— Begin —

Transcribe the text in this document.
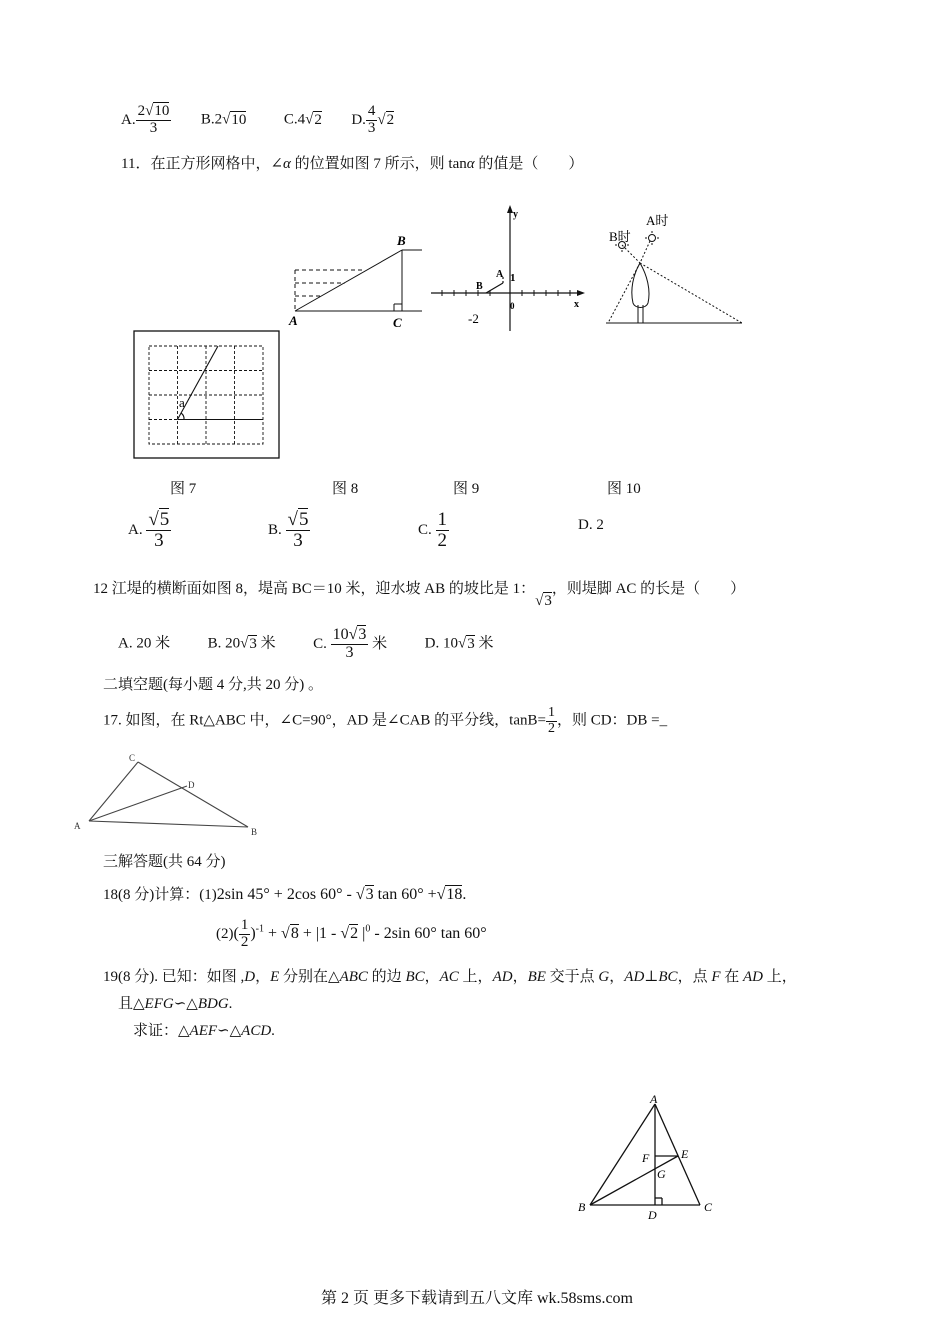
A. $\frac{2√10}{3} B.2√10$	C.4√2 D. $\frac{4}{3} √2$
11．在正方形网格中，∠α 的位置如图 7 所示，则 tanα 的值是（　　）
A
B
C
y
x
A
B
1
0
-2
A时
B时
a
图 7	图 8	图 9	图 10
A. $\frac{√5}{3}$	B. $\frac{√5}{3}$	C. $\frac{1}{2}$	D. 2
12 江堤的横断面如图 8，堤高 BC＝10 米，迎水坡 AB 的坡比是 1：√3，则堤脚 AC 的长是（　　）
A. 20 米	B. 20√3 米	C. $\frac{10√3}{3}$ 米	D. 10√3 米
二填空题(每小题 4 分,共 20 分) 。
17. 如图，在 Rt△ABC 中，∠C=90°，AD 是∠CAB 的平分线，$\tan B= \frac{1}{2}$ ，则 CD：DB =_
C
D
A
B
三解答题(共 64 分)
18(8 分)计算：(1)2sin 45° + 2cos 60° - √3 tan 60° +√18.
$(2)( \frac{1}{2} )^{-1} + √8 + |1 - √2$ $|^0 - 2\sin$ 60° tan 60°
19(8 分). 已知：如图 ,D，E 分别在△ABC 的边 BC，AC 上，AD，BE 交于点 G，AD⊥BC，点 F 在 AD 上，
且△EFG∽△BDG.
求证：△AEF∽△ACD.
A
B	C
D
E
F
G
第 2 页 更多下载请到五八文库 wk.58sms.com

— End —

**Task description**
In the entries above, find lines with "frac" and copy each.

**Exercise response**
A. $\frac{2√10}{3} B.2√10$	C.4√2 D. $\frac{4}{3} √2$
A. $\frac{√5}{3}$	B. $\frac{√5}{3}$	C. $\frac{1}{2}$	D. 2
A. 20 米	B. 20√3 米	C. $\frac{10√3}{3}$ 米	D. 10√3 米
17. 如图，在 Rt△ABC 中，∠C=90°，AD 是∠CAB 的平分线，$\tan B= \frac{1}{2}$ ，则 CD：DB =_
$(2)( \frac{1}{2} )^{-1} + √8 + |1 - √2$ $|^0 - 2\sin$ 60° tan 60°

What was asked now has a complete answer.